* Work to do:
Give the entries back exactly, dropping each image.

* Records for the task:
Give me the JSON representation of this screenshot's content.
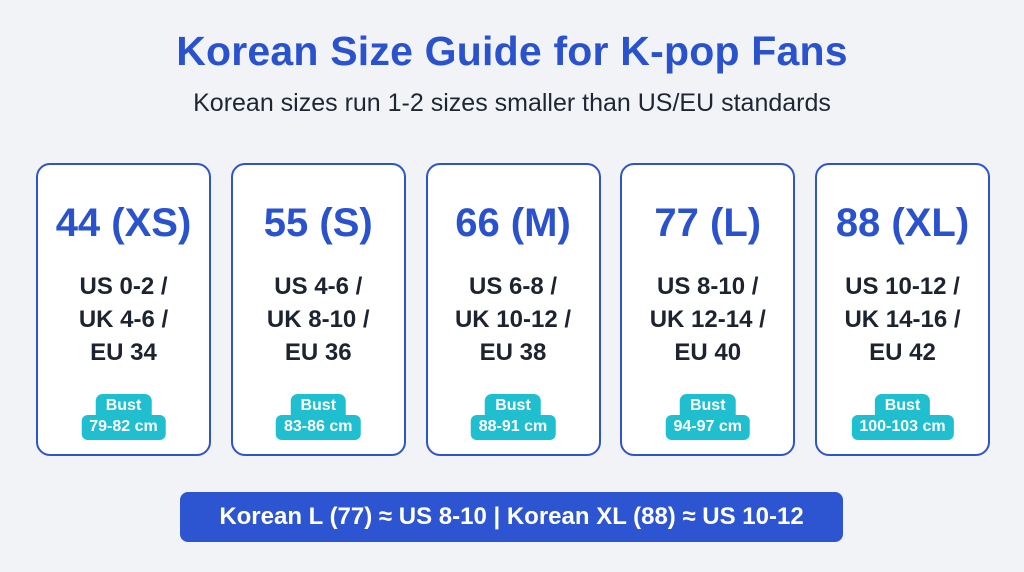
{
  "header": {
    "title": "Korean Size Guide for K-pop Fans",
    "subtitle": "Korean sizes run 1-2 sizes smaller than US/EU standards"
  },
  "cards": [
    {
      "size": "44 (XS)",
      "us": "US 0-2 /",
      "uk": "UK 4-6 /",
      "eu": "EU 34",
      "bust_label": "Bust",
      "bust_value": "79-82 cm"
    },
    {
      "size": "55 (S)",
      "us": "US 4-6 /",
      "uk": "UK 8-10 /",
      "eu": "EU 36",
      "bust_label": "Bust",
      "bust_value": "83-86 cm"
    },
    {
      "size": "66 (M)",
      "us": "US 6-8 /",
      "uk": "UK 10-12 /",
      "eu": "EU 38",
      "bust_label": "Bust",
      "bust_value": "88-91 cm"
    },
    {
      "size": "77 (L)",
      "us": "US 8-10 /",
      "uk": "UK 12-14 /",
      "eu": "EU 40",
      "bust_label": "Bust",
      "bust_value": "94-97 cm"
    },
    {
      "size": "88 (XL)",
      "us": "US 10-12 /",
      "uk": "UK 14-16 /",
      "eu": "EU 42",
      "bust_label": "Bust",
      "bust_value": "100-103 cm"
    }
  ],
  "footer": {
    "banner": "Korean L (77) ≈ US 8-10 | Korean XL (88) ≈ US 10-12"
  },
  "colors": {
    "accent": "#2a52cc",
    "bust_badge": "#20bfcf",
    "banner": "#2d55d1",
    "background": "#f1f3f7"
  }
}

* Written answer:
Give me the JSON representation of this screenshot's content.
{
  "header": {
    "title": "Korean Size Guide for K-pop Fans",
    "subtitle": "Korean sizes run 1-2 sizes smaller than US/EU standards"
  },
  "cards": [
    {
      "size": "44 (XS)",
      "us": "US 0-2 /",
      "uk": "UK 4-6 /",
      "eu": "EU 34",
      "bust_label": "Bust",
      "bust_value": "79-82 cm"
    },
    {
      "size": "55 (S)",
      "us": "US 4-6 /",
      "uk": "UK 8-10 /",
      "eu": "EU 36",
      "bust_label": "Bust",
      "bust_value": "83-86 cm"
    },
    {
      "size": "66 (M)",
      "us": "US 6-8 /",
      "uk": "UK 10-12 /",
      "eu": "EU 38",
      "bust_label": "Bust",
      "bust_value": "88-91 cm"
    },
    {
      "size": "77 (L)",
      "us": "US 8-10 /",
      "uk": "UK 12-14 /",
      "eu": "EU 40",
      "bust_label": "Bust",
      "bust_value": "94-97 cm"
    },
    {
      "size": "88 (XL)",
      "us": "US 10-12 /",
      "uk": "UK 14-16 /",
      "eu": "EU 42",
      "bust_label": "Bust",
      "bust_value": "100-103 cm"
    }
  ],
  "footer": {
    "banner": "Korean L (77) ≈ US 8-10 | Korean XL (88) ≈ US 10-12"
  },
  "colors": {
    "accent": "#2a52cc",
    "bust_badge": "#20bfcf",
    "banner": "#2d55d1",
    "background": "#f1f3f7"
  }
}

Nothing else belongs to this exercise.